*YOUR GOAL*.
Copy the lines that follow, keeping every character the same.

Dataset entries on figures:
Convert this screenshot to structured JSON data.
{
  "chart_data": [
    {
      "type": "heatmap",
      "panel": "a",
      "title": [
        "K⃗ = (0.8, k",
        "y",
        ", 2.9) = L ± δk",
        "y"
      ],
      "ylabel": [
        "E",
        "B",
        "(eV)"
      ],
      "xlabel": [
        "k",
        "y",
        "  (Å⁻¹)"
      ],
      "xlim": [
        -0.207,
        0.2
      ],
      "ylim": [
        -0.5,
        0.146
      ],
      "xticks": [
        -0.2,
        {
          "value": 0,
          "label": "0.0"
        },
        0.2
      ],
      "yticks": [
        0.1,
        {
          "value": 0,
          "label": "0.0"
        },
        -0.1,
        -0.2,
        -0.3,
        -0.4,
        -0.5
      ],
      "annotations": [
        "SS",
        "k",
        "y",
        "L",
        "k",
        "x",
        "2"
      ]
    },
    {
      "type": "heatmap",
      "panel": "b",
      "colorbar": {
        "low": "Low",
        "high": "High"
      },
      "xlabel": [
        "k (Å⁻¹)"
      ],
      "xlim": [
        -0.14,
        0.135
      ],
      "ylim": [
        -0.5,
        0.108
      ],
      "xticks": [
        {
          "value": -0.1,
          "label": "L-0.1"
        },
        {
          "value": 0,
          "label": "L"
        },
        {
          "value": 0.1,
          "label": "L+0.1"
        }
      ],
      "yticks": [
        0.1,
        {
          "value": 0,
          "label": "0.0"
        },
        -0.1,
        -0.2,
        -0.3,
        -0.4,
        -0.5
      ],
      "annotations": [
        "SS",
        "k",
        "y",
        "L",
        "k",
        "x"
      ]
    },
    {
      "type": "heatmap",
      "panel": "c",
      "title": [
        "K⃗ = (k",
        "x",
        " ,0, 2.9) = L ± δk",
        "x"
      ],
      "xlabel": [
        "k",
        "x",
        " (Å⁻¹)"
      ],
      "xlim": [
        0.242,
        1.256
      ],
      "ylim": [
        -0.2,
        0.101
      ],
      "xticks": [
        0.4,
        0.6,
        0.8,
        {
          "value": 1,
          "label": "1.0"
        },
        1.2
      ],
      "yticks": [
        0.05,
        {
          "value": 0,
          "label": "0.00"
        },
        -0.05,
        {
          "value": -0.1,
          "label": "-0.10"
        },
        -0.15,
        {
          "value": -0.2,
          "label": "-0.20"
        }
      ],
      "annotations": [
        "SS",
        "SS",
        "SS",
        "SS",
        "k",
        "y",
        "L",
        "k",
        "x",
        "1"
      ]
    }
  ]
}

*FULL OUTPUT*.
Convert this screenshot to structured JSON data.
{
  "chart_data": [
    {
      "type": "heatmap",
      "panel": "a",
      "title": [
        "K⃗ = (0.8, k",
        "y",
        ", 2.9) = L ± δk",
        "y"
      ],
      "ylabel": [
        "E",
        "B",
        "(eV)"
      ],
      "xlabel": [
        "k",
        "y",
        "  (Å⁻¹)"
      ],
      "xlim": [
        -0.207,
        0.2
      ],
      "ylim": [
        -0.5,
        0.146
      ],
      "xticks": [
        -0.2,
        {
          "value": 0,
          "label": "0.0"
        },
        0.2
      ],
      "yticks": [
        0.1,
        {
          "value": 0,
          "label": "0.0"
        },
        -0.1,
        -0.2,
        -0.3,
        -0.4,
        -0.5
      ],
      "annotations": [
        "SS",
        "k",
        "y",
        "L",
        "k",
        "x",
        "2"
      ]
    },
    {
      "type": "heatmap",
      "panel": "b",
      "colorbar": {
        "low": "Low",
        "high": "High"
      },
      "xlabel": [
        "k (Å⁻¹)"
      ],
      "xlim": [
        -0.14,
        0.135
      ],
      "ylim": [
        -0.5,
        0.108
      ],
      "xticks": [
        {
          "value": -0.1,
          "label": "L-0.1"
        },
        {
          "value": 0,
          "label": "L"
        },
        {
          "value": 0.1,
          "label": "L+0.1"
        }
      ],
      "yticks": [
        0.1,
        {
          "value": 0,
          "label": "0.0"
        },
        -0.1,
        -0.2,
        -0.3,
        -0.4,
        -0.5
      ],
      "annotations": [
        "SS",
        "k",
        "y",
        "L",
        "k",
        "x"
      ]
    },
    {
      "type": "heatmap",
      "panel": "c",
      "title": [
        "K⃗ = (k",
        "x",
        " ,0, 2.9) = L ± δk",
        "x"
      ],
      "xlabel": [
        "k",
        "x",
        " (Å⁻¹)"
      ],
      "xlim": [
        0.242,
        1.256
      ],
      "ylim": [
        -0.2,
        0.101
      ],
      "xticks": [
        0.4,
        0.6,
        0.8,
        {
          "value": 1,
          "label": "1.0"
        },
        1.2
      ],
      "yticks": [
        0.05,
        {
          "value": 0,
          "label": "0.00"
        },
        -0.05,
        {
          "value": -0.1,
          "label": "-0.10"
        },
        -0.15,
        {
          "value": -0.2,
          "label": "-0.20"
        }
      ],
      "annotations": [
        "SS",
        "SS",
        "SS",
        "SS",
        "k",
        "y",
        "L",
        "k",
        "x",
        "1"
      ]
    }
  ]
}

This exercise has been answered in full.